## [Goal]
Exactly as written, print each record in the listing.

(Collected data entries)
------------------------------------------------------------------------
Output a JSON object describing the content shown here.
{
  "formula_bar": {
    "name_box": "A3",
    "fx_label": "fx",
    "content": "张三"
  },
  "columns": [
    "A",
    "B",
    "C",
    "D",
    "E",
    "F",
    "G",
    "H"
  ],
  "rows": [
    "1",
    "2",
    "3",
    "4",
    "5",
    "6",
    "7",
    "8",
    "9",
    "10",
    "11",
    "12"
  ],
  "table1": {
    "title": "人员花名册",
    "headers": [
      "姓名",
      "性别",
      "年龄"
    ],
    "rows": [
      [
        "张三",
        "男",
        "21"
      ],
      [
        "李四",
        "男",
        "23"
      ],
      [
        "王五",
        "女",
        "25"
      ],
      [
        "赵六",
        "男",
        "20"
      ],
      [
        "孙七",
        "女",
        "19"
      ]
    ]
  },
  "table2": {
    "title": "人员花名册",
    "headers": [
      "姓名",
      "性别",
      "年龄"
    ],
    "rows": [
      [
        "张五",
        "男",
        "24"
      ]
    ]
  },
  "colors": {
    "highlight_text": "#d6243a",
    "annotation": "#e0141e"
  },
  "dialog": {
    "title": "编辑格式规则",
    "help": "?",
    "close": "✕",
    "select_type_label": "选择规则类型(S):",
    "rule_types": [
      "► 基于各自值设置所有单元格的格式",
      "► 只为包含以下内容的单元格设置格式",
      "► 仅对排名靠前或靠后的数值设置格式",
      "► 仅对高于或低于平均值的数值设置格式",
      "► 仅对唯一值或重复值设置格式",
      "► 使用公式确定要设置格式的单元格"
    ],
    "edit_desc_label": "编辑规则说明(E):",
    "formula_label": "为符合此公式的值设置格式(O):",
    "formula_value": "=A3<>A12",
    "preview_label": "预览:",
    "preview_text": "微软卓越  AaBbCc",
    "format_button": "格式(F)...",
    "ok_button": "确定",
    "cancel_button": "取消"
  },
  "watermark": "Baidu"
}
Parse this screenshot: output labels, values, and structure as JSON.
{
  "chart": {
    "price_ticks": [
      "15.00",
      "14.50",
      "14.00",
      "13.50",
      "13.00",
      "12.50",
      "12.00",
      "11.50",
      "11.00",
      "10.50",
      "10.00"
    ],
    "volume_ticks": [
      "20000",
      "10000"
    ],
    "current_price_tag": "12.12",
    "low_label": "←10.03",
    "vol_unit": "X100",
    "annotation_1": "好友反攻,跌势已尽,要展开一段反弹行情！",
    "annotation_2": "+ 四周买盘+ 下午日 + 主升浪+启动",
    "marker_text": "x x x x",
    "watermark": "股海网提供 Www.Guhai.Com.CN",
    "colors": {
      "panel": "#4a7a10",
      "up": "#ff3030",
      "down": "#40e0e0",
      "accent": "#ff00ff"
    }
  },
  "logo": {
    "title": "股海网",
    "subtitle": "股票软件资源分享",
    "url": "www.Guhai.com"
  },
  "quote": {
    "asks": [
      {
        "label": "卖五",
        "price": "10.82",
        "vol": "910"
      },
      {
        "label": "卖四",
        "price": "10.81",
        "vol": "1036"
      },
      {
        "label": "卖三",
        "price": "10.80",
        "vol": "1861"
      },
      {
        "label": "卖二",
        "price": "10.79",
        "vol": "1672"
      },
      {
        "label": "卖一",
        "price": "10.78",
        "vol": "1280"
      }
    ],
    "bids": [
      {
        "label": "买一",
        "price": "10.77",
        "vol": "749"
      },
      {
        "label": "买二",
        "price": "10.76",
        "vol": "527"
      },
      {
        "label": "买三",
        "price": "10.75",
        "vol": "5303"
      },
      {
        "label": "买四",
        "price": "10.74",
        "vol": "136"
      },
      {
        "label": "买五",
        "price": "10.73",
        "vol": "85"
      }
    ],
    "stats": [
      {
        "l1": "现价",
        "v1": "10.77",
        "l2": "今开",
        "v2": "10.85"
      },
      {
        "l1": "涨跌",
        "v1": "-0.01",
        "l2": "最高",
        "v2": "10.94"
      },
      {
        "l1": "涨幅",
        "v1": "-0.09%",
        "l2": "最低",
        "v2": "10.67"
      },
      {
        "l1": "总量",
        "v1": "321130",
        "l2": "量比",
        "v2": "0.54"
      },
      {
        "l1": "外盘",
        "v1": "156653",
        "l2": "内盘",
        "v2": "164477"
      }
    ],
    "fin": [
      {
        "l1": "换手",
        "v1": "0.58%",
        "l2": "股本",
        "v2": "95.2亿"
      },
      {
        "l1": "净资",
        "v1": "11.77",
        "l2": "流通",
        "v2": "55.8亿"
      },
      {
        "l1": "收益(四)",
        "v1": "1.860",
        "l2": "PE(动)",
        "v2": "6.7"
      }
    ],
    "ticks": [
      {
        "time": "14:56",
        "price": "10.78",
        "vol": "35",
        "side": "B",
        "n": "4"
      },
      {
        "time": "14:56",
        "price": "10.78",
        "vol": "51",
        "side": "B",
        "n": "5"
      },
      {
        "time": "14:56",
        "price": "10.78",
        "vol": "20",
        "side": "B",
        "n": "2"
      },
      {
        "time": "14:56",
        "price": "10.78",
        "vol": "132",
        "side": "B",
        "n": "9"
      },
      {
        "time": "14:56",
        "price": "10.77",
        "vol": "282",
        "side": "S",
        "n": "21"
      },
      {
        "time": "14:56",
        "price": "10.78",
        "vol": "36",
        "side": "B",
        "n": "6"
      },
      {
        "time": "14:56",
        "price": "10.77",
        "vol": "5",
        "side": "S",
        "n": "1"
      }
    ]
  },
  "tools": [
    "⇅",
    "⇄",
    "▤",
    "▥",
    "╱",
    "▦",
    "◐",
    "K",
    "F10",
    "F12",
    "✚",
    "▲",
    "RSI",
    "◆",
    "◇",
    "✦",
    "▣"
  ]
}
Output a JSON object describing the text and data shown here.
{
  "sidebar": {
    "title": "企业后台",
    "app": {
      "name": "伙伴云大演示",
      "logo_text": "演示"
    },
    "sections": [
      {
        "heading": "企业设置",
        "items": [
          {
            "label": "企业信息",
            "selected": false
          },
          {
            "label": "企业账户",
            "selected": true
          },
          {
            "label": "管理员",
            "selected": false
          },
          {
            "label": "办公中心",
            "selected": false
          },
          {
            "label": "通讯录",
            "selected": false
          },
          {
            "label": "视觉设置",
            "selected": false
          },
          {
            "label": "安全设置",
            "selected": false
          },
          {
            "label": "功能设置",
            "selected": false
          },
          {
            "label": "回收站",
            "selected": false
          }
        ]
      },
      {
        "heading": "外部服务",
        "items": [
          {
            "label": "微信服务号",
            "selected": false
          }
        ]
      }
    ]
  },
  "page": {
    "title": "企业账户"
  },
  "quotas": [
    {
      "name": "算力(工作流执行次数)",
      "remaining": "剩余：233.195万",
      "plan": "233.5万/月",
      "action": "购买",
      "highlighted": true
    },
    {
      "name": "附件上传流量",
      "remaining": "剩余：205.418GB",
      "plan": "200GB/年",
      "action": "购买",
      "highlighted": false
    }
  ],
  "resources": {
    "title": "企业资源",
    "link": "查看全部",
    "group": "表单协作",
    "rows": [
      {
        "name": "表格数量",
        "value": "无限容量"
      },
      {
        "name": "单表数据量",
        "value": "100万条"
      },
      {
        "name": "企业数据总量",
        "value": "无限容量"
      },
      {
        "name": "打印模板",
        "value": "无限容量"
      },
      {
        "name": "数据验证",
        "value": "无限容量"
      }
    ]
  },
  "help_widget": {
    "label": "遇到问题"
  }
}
------------------------------------------------------------------------
## [Problem solution]
Output a JSON object describing the content shown here.
{
  "formula_bar": {
    "name_box": "A3",
    "fx_label": "fx",
    "content": "张三"
  },
  "columns": [
    "A",
    "B",
    "C",
    "D",
    "E",
    "F",
    "G",
    "H"
  ],
  "rows": [
    "1",
    "2",
    "3",
    "4",
    "5",
    "6",
    "7",
    "8",
    "9",
    "10",
    "11",
    "12"
  ],
  "table1": {
    "title": "人员花名册",
    "headers": [
      "姓名",
      "性别",
      "年龄"
    ],
    "rows": [
      [
        "张三",
        "男",
        "21"
      ],
      [
        "李四",
        "男",
        "23"
      ],
      [
        "王五",
        "女",
        "25"
      ],
      [
        "赵六",
        "男",
        "20"
      ],
      [
        "孙七",
        "女",
        "19"
      ]
    ]
  },
  "table2": {
    "title": "人员花名册",
    "headers": [
      "姓名",
      "性别",
      "年龄"
    ],
    "rows": [
      [
        "张五",
        "男",
        "24"
      ]
    ]
  },
  "colors": {
    "highlight_text": "#d6243a",
    "annotation": "#e0141e"
  },
  "dialog": {
    "title": "编辑格式规则",
    "help": "?",
    "close": "✕",
    "select_type_label": "选择规则类型(S):",
    "rule_types": [
      "► 基于各自值设置所有单元格的格式",
      "► 只为包含以下内容的单元格设置格式",
      "► 仅对排名靠前或靠后的数值设置格式",
      "► 仅对高于或低于平均值的数值设置格式",
      "► 仅对唯一值或重复值设置格式",
      "► 使用公式确定要设置格式的单元格"
    ],
    "edit_desc_label": "编辑规则说明(E):",
    "formula_label": "为符合此公式的值设置格式(O):",
    "formula_value": "=A3<>A12",
    "preview_label": "预览:",
    "preview_text": "微软卓越  AaBbCc",
    "format_button": "格式(F)...",
    "ok_button": "确定",
    "cancel_button": "取消"
  },
  "watermark": "Baidu"
}
Parse this screenshot: output labels, values, and structure as JSON.
{
  "chart": {
    "price_ticks": [
      "15.00",
      "14.50",
      "14.00",
      "13.50",
      "13.00",
      "12.50",
      "12.00",
      "11.50",
      "11.00",
      "10.50",
      "10.00"
    ],
    "volume_ticks": [
      "20000",
      "10000"
    ],
    "current_price_tag": "12.12",
    "low_label": "←10.03",
    "vol_unit": "X100",
    "annotation_1": "好友反攻,跌势已尽,要展开一段反弹行情！",
    "annotation_2": "+ 四周买盘+ 下午日 + 主升浪+启动",
    "marker_text": "x x x x",
    "watermark": "股海网提供 Www.Guhai.Com.CN",
    "colors": {
      "panel": "#4a7a10",
      "up": "#ff3030",
      "down": "#40e0e0",
      "accent": "#ff00ff"
    }
  },
  "logo": {
    "title": "股海网",
    "subtitle": "股票软件资源分享",
    "url": "www.Guhai.com"
  },
  "quote": {
    "asks": [
      {
        "label": "卖五",
        "price": "10.82",
        "vol": "910"
      },
      {
        "label": "卖四",
        "price": "10.81",
        "vol": "1036"
      },
      {
        "label": "卖三",
        "price": "10.80",
        "vol": "1861"
      },
      {
        "label": "卖二",
        "price": "10.79",
        "vol": "1672"
      },
      {
        "label": "卖一",
        "price": "10.78",
        "vol": "1280"
      }
    ],
    "bids": [
      {
        "label": "买一",
        "price": "10.77",
        "vol": "749"
      },
      {
        "label": "买二",
        "price": "10.76",
        "vol": "527"
      },
      {
        "label": "买三",
        "price": "10.75",
        "vol": "5303"
      },
      {
        "label": "买四",
        "price": "10.74",
        "vol": "136"
      },
      {
        "label": "买五",
        "price": "10.73",
        "vol": "85"
      }
    ],
    "stats": [
      {
        "l1": "现价",
        "v1": "10.77",
        "l2": "今开",
        "v2": "10.85"
      },
      {
        "l1": "涨跌",
        "v1": "-0.01",
        "l2": "最高",
        "v2": "10.94"
      },
      {
        "l1": "涨幅",
        "v1": "-0.09%",
        "l2": "最低",
        "v2": "10.67"
      },
      {
        "l1": "总量",
        "v1": "321130",
        "l2": "量比",
        "v2": "0.54"
      },
      {
        "l1": "外盘",
        "v1": "156653",
        "l2": "内盘",
        "v2": "164477"
      }
    ],
    "fin": [
      {
        "l1": "换手",
        "v1": "0.58%",
        "l2": "股本",
        "v2": "95.2亿"
      },
      {
        "l1": "净资",
        "v1": "11.77",
        "l2": "流通",
        "v2": "55.8亿"
      },
      {
        "l1": "收益(四)",
        "v1": "1.860",
        "l2": "PE(动)",
        "v2": "6.7"
      }
    ],
    "ticks": [
      {
        "time": "14:56",
        "price": "10.78",
        "vol": "35",
        "side": "B",
        "n": "4"
      },
      {
        "time": "14:56",
        "price": "10.78",
        "vol": "51",
        "side": "B",
        "n": "5"
      },
      {
        "time": "14:56",
        "price": "10.78",
        "vol": "20",
        "side": "B",
        "n": "2"
      },
      {
        "time": "14:56",
        "price": "10.78",
        "vol": "132",
        "side": "B",
        "n": "9"
      },
      {
        "time": "14:56",
        "price": "10.77",
        "vol": "282",
        "side": "S",
        "n": "21"
      },
      {
        "time": "14:56",
        "price": "10.78",
        "vol": "36",
        "side": "B",
        "n": "6"
      },
      {
        "time": "14:56",
        "price": "10.77",
        "vol": "5",
        "side": "S",
        "n": "1"
      }
    ]
  },
  "tools": [
    "⇅",
    "⇄",
    "▤",
    "▥",
    "╱",
    "▦",
    "◐",
    "K",
    "F10",
    "F12",
    "✚",
    "▲",
    "RSI",
    "◆",
    "◇",
    "✦",
    "▣"
  ]
}
Output a JSON object describing the text and data shown here.
{
  "sidebar": {
    "title": "企业后台",
    "app": {
      "name": "伙伴云大演示",
      "logo_text": "演示"
    },
    "sections": [
      {
        "heading": "企业设置",
        "items": [
          {
            "label": "企业信息",
            "selected": false
          },
          {
            "label": "企业账户",
            "selected": true
          },
          {
            "label": "管理员",
            "selected": false
          },
          {
            "label": "办公中心",
            "selected": false
          },
          {
            "label": "通讯录",
            "selected": false
          },
          {
            "label": "视觉设置",
            "selected": false
          },
          {
            "label": "安全设置",
            "selected": false
          },
          {
            "label": "功能设置",
            "selected": false
          },
          {
            "label": "回收站",
            "selected": false
          }
        ]
      },
      {
        "heading": "外部服务",
        "items": [
          {
            "label": "微信服务号",
            "selected": false
          }
        ]
      }
    ]
  },
  "page": {
    "title": "企业账户"
  },
  "quotas": [
    {
      "name": "算力(工作流执行次数)",
      "remaining": "剩余：233.195万",
      "plan": "233.5万/月",
      "action": "购买",
      "highlighted": true
    },
    {
      "name": "附件上传流量",
      "remaining": "剩余：205.418GB",
      "plan": "200GB/年",
      "action": "购买",
      "highlighted": false
    }
  ],
  "resources": {
    "title": "企业资源",
    "link": "查看全部",
    "group": "表单协作",
    "rows": [
      {
        "name": "表格数量",
        "value": "无限容量"
      },
      {
        "name": "单表数据量",
        "value": "100万条"
      },
      {
        "name": "企业数据总量",
        "value": "无限容量"
      },
      {
        "name": "打印模板",
        "value": "无限容量"
      },
      {
        "name": "数据验证",
        "value": "无限容量"
      }
    ]
  },
  "help_widget": {
    "label": "遇到问题"
  }
}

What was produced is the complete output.